----- Supplied material

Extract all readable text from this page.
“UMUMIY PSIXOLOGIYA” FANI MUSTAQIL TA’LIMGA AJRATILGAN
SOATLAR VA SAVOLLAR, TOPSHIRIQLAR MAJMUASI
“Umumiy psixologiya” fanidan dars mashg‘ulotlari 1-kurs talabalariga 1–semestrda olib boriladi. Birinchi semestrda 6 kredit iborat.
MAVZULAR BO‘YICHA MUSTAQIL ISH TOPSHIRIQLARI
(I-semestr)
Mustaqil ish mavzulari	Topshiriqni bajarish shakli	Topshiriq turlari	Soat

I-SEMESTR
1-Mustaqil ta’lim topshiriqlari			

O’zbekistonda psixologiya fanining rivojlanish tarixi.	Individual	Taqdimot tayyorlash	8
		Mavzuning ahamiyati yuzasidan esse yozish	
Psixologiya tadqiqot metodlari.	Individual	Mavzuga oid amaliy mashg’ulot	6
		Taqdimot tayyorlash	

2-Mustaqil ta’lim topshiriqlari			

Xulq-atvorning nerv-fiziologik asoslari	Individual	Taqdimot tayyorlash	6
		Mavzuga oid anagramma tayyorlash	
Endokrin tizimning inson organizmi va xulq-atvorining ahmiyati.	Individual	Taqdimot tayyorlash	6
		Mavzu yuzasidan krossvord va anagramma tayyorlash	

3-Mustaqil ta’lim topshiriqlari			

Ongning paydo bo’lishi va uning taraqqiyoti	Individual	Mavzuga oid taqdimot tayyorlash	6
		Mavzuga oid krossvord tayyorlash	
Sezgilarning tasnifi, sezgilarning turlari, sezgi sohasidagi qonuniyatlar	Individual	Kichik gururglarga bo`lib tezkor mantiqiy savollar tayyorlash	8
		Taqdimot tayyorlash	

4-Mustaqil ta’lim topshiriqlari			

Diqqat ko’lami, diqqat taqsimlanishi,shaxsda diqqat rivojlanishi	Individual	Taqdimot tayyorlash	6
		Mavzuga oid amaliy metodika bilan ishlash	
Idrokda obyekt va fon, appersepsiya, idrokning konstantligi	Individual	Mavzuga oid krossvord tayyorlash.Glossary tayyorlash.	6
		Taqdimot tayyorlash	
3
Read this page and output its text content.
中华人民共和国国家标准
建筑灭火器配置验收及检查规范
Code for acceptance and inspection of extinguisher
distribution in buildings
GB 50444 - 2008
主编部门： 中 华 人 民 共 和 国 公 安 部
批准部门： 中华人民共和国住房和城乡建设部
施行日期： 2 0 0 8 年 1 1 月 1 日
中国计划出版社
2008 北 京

----------

Exercise description
Your task is to extract the lines running from the one with "Read this page and output its text content." to the end of the material, inclusive, copying each exactly and adding nothing.

Solution for this problem
Read this page and output its text content.
中华人民共和国国家标准
建筑灭火器配置验收及检查规范
Code for acceptance and inspection of extinguisher
distribution in buildings
GB 50444 - 2008
主编部门： 中 华 人 民 共 和 国 公 安 部
批准部门： 中华人民共和国住房和城乡建设部
施行日期： 2 0 0 8 年 1 1 月 1 日
中国计划出版社
2008 北 京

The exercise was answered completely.